● Given task: Output each entry exactly; skip nothing.
--- START OF Recorded data ---
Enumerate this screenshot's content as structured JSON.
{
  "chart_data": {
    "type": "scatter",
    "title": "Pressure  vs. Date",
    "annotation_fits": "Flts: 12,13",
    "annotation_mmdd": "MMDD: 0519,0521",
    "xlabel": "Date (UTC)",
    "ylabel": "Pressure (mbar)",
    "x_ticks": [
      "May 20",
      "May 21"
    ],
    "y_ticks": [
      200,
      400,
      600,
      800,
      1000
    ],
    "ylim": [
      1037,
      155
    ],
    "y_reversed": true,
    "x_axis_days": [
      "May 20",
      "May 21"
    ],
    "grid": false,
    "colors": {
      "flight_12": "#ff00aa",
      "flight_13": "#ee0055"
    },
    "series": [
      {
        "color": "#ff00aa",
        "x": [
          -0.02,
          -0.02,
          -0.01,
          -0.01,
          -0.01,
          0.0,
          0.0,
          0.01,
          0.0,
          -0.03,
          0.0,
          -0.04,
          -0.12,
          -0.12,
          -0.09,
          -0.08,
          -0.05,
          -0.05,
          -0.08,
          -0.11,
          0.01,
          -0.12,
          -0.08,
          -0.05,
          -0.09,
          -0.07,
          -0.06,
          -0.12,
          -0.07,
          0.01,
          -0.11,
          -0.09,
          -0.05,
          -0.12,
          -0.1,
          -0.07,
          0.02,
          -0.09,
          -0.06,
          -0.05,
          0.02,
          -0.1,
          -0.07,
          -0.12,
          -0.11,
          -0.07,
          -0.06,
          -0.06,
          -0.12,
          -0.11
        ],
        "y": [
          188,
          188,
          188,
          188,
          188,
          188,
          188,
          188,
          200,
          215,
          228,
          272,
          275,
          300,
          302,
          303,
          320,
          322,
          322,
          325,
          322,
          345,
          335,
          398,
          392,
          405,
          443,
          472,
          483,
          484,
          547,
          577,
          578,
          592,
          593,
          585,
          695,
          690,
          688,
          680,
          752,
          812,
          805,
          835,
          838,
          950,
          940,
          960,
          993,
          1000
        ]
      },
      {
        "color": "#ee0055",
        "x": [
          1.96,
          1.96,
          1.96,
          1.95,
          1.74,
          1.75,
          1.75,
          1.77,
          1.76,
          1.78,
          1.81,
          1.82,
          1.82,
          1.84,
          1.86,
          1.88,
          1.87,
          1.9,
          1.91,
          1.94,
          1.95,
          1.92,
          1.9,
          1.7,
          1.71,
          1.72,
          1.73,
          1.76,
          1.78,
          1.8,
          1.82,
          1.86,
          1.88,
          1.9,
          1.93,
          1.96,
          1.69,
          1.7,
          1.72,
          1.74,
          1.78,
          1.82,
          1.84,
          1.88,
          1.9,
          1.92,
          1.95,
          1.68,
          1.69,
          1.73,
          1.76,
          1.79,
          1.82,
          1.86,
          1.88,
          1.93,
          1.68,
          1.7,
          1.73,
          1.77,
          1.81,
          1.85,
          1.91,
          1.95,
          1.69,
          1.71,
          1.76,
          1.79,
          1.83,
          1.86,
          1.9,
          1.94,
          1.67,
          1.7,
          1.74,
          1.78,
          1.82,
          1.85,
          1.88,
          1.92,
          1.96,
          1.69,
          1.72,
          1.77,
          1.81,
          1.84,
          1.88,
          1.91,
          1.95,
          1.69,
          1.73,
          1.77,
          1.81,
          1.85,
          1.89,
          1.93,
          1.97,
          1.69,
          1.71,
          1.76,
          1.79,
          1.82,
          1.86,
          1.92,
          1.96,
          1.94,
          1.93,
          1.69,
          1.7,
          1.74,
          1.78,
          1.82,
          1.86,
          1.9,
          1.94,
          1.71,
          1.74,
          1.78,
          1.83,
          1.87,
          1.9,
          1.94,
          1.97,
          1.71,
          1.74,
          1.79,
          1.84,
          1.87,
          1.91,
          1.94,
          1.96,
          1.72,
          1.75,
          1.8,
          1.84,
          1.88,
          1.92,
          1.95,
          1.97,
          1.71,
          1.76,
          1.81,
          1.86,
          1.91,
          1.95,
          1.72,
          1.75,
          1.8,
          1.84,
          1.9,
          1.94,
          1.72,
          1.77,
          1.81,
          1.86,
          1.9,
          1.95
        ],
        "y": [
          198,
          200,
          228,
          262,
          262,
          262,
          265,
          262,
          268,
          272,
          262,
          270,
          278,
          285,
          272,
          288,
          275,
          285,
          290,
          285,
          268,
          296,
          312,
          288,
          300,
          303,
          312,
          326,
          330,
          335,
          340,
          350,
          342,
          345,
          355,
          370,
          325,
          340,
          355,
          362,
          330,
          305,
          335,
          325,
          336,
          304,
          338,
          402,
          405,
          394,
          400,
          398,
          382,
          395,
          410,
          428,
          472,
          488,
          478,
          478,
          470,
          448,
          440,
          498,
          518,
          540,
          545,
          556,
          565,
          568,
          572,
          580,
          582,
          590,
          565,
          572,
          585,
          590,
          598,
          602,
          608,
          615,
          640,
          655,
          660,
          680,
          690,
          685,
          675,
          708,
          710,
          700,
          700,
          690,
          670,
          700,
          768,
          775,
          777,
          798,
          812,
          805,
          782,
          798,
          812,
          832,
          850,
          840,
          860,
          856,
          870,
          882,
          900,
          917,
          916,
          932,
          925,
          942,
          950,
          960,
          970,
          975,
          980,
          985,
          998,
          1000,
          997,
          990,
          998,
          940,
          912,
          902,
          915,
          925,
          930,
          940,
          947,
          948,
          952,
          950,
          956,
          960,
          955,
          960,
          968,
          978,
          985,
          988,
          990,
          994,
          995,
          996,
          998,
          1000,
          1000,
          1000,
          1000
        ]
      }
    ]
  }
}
--- END OF Recorded data ---
● Correct output:
Enumerate this screenshot's content as structured JSON.
{
  "chart_data": {
    "type": "scatter",
    "title": "Pressure  vs. Date",
    "annotation_fits": "Flts: 12,13",
    "annotation_mmdd": "MMDD: 0519,0521",
    "xlabel": "Date (UTC)",
    "ylabel": "Pressure (mbar)",
    "x_ticks": [
      "May 20",
      "May 21"
    ],
    "y_ticks": [
      200,
      400,
      600,
      800,
      1000
    ],
    "ylim": [
      1037,
      155
    ],
    "y_reversed": true,
    "x_axis_days": [
      "May 20",
      "May 21"
    ],
    "grid": false,
    "colors": {
      "flight_12": "#ff00aa",
      "flight_13": "#ee0055"
    },
    "series": [
      {
        "color": "#ff00aa",
        "x": [
          -0.02,
          -0.02,
          -0.01,
          -0.01,
          -0.01,
          0.0,
          0.0,
          0.01,
          0.0,
          -0.03,
          0.0,
          -0.04,
          -0.12,
          -0.12,
          -0.09,
          -0.08,
          -0.05,
          -0.05,
          -0.08,
          -0.11,
          0.01,
          -0.12,
          -0.08,
          -0.05,
          -0.09,
          -0.07,
          -0.06,
          -0.12,
          -0.07,
          0.01,
          -0.11,
          -0.09,
          -0.05,
          -0.12,
          -0.1,
          -0.07,
          0.02,
          -0.09,
          -0.06,
          -0.05,
          0.02,
          -0.1,
          -0.07,
          -0.12,
          -0.11,
          -0.07,
          -0.06,
          -0.06,
          -0.12,
          -0.11
        ],
        "y": [
          188,
          188,
          188,
          188,
          188,
          188,
          188,
          188,
          200,
          215,
          228,
          272,
          275,
          300,
          302,
          303,
          320,
          322,
          322,
          325,
          322,
          345,
          335,
          398,
          392,
          405,
          443,
          472,
          483,
          484,
          547,
          577,
          578,
          592,
          593,
          585,
          695,
          690,
          688,
          680,
          752,
          812,
          805,
          835,
          838,
          950,
          940,
          960,
          993,
          1000
        ]
      },
      {
        "color": "#ee0055",
        "x": [
          1.96,
          1.96,
          1.96,
          1.95,
          1.74,
          1.75,
          1.75,
          1.77,
          1.76,
          1.78,
          1.81,
          1.82,
          1.82,
          1.84,
          1.86,
          1.88,
          1.87,
          1.9,
          1.91,
          1.94,
          1.95,
          1.92,
          1.9,
          1.7,
          1.71,
          1.72,
          1.73,
          1.76,
          1.78,
          1.8,
          1.82,
          1.86,
          1.88,
          1.9,
          1.93,
          1.96,
          1.69,
          1.7,
          1.72,
          1.74,
          1.78,
          1.82,
          1.84,
          1.88,
          1.9,
          1.92,
          1.95,
          1.68,
          1.69,
          1.73,
          1.76,
          1.79,
          1.82,
          1.86,
          1.88,
          1.93,
          1.68,
          1.7,
          1.73,
          1.77,
          1.81,
          1.85,
          1.91,
          1.95,
          1.69,
          1.71,
          1.76,
          1.79,
          1.83,
          1.86,
          1.9,
          1.94,
          1.67,
          1.7,
          1.74,
          1.78,
          1.82,
          1.85,
          1.88,
          1.92,
          1.96,
          1.69,
          1.72,
          1.77,
          1.81,
          1.84,
          1.88,
          1.91,
          1.95,
          1.69,
          1.73,
          1.77,
          1.81,
          1.85,
          1.89,
          1.93,
          1.97,
          1.69,
          1.71,
          1.76,
          1.79,
          1.82,
          1.86,
          1.92,
          1.96,
          1.94,
          1.93,
          1.69,
          1.7,
          1.74,
          1.78,
          1.82,
          1.86,
          1.9,
          1.94,
          1.71,
          1.74,
          1.78,
          1.83,
          1.87,
          1.9,
          1.94,
          1.97,
          1.71,
          1.74,
          1.79,
          1.84,
          1.87,
          1.91,
          1.94,
          1.96,
          1.72,
          1.75,
          1.8,
          1.84,
          1.88,
          1.92,
          1.95,
          1.97,
          1.71,
          1.76,
          1.81,
          1.86,
          1.91,
          1.95,
          1.72,
          1.75,
          1.8,
          1.84,
          1.9,
          1.94,
          1.72,
          1.77,
          1.81,
          1.86,
          1.9,
          1.95
        ],
        "y": [
          198,
          200,
          228,
          262,
          262,
          262,
          265,
          262,
          268,
          272,
          262,
          270,
          278,
          285,
          272,
          288,
          275,
          285,
          290,
          285,
          268,
          296,
          312,
          288,
          300,
          303,
          312,
          326,
          330,
          335,
          340,
          350,
          342,
          345,
          355,
          370,
          325,
          340,
          355,
          362,
          330,
          305,
          335,
          325,
          336,
          304,
          338,
          402,
          405,
          394,
          400,
          398,
          382,
          395,
          410,
          428,
          472,
          488,
          478,
          478,
          470,
          448,
          440,
          498,
          518,
          540,
          545,
          556,
          565,
          568,
          572,
          580,
          582,
          590,
          565,
          572,
          585,
          590,
          598,
          602,
          608,
          615,
          640,
          655,
          660,
          680,
          690,
          685,
          675,
          708,
          710,
          700,
          700,
          690,
          670,
          700,
          768,
          775,
          777,
          798,
          812,
          805,
          782,
          798,
          812,
          832,
          850,
          840,
          860,
          856,
          870,
          882,
          900,
          917,
          916,
          932,
          925,
          942,
          950,
          960,
          970,
          975,
          980,
          985,
          998,
          1000,
          997,
          990,
          998,
          940,
          912,
          902,
          915,
          925,
          930,
          940,
          947,
          948,
          952,
          950,
          956,
          960,
          955,
          960,
          968,
          978,
          985,
          988,
          990,
          994,
          995,
          996,
          998,
          1000,
          1000,
          1000,
          1000
        ]
      }
    ]
  }
}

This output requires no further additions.